→ Task goal
Lines containing the string "JSON" are to be counted; report the number and nothing more.

→ Source material
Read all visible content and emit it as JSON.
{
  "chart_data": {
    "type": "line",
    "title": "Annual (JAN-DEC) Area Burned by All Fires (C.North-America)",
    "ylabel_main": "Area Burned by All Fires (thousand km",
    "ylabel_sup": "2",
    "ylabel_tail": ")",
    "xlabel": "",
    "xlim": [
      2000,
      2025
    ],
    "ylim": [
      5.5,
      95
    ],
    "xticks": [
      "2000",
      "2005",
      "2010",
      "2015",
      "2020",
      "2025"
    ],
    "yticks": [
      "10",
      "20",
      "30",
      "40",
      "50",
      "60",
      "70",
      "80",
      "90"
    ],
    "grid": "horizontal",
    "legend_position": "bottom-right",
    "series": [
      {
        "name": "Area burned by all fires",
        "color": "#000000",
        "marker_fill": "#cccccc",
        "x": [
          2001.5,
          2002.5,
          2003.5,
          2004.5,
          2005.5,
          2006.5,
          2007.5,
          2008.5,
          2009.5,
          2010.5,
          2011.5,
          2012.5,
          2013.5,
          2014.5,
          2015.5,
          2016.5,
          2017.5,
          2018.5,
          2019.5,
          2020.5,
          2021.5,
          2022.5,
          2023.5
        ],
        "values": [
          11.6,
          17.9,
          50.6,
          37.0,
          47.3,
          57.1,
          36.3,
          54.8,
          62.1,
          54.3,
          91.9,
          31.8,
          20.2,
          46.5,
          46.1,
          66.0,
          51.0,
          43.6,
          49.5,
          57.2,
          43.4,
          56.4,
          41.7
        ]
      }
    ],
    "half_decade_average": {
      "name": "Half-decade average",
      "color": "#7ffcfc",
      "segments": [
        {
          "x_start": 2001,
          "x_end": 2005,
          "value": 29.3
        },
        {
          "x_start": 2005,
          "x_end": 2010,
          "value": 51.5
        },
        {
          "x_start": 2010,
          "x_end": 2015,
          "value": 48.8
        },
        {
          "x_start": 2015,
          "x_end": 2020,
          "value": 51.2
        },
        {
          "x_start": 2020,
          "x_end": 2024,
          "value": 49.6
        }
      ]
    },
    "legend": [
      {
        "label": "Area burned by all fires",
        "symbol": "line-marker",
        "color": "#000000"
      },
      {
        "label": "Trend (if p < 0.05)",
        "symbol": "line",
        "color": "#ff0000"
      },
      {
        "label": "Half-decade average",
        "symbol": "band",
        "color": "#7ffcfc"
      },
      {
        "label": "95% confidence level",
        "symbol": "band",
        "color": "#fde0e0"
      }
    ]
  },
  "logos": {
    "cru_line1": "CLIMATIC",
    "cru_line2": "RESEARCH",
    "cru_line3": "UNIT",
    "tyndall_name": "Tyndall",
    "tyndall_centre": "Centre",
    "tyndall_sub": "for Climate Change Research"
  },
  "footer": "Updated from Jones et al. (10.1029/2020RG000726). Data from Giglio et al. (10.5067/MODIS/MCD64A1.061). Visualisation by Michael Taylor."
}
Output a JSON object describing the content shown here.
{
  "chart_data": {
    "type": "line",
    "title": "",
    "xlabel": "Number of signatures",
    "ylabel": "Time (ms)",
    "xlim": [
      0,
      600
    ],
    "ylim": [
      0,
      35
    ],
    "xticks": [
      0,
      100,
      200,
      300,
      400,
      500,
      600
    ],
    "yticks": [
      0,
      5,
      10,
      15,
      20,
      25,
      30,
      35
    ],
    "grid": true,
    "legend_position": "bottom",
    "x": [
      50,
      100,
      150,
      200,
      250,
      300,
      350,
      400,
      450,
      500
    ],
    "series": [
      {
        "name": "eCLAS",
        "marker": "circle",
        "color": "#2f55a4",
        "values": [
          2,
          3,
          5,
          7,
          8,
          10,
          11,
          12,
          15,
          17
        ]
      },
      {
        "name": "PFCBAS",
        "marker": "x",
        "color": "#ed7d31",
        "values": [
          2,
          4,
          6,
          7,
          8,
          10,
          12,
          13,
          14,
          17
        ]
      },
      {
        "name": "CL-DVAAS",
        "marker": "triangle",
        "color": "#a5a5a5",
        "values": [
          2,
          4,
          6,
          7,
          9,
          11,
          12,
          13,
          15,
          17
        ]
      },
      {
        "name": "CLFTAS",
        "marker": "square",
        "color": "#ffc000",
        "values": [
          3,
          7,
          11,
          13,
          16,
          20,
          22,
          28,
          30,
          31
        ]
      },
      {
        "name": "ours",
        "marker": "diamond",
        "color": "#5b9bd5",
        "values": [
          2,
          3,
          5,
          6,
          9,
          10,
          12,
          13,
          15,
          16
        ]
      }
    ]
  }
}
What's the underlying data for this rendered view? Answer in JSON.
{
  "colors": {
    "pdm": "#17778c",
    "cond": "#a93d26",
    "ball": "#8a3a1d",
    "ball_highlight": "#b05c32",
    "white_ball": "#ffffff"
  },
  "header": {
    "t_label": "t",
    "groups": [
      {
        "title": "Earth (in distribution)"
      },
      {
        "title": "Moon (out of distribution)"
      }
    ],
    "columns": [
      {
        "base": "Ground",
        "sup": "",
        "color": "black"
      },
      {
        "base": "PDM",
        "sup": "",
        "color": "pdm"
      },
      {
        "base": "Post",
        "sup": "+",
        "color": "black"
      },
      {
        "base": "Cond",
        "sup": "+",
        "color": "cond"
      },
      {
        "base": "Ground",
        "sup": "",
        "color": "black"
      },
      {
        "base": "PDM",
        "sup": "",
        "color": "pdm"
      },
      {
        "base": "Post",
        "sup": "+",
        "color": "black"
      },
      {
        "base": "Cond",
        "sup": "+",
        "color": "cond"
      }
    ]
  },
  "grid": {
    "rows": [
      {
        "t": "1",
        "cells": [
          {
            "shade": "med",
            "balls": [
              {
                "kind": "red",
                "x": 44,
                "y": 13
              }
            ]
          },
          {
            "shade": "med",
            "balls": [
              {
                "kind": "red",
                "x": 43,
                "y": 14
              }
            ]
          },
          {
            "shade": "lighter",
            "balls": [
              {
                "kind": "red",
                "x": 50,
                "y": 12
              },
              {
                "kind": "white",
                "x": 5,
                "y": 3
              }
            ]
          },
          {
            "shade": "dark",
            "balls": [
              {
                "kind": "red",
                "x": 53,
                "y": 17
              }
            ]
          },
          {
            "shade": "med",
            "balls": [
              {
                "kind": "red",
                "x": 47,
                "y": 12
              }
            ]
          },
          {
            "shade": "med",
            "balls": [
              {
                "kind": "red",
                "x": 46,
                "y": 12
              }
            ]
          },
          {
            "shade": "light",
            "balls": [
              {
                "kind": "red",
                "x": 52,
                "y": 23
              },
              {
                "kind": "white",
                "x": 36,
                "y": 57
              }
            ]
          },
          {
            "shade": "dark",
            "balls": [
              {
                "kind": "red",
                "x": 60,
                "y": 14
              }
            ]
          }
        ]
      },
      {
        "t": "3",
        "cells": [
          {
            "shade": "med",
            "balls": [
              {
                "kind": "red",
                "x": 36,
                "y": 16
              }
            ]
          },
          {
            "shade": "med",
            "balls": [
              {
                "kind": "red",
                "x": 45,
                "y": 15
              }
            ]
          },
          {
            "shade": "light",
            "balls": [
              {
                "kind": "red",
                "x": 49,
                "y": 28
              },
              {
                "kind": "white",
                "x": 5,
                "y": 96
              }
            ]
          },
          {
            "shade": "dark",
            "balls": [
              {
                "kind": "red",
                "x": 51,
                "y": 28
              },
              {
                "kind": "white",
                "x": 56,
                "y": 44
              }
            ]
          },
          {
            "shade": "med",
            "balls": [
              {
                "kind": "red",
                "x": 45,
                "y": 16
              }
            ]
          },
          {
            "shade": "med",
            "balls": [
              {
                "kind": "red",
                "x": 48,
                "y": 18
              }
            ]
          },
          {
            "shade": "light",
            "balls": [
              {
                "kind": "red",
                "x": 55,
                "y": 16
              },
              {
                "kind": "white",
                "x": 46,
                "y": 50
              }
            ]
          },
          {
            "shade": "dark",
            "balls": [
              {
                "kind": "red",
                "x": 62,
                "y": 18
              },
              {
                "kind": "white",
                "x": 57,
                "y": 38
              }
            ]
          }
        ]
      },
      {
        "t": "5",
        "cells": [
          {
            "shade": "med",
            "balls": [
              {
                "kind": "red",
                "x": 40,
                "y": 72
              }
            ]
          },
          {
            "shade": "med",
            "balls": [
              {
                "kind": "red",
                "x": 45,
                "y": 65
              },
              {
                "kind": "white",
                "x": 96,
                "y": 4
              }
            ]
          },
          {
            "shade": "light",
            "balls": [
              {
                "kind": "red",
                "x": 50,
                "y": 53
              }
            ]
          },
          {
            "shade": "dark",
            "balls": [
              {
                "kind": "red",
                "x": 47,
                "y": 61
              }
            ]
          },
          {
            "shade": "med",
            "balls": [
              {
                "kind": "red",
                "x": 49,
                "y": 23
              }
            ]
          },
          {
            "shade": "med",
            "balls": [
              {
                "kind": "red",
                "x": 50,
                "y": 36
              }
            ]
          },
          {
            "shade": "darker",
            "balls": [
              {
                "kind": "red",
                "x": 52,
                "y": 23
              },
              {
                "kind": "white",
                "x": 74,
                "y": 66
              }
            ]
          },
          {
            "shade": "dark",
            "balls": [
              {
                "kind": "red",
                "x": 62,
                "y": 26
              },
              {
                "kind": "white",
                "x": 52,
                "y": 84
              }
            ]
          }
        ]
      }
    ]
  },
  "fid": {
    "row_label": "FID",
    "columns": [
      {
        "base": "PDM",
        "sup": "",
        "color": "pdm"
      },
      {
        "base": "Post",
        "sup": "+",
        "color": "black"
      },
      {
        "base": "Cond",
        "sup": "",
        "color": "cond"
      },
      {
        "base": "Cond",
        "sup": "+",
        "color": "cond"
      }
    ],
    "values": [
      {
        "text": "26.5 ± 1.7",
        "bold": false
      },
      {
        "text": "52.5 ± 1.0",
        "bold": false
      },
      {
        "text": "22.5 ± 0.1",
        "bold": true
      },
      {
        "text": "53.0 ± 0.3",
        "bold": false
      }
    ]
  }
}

→ Answer to the exercise
3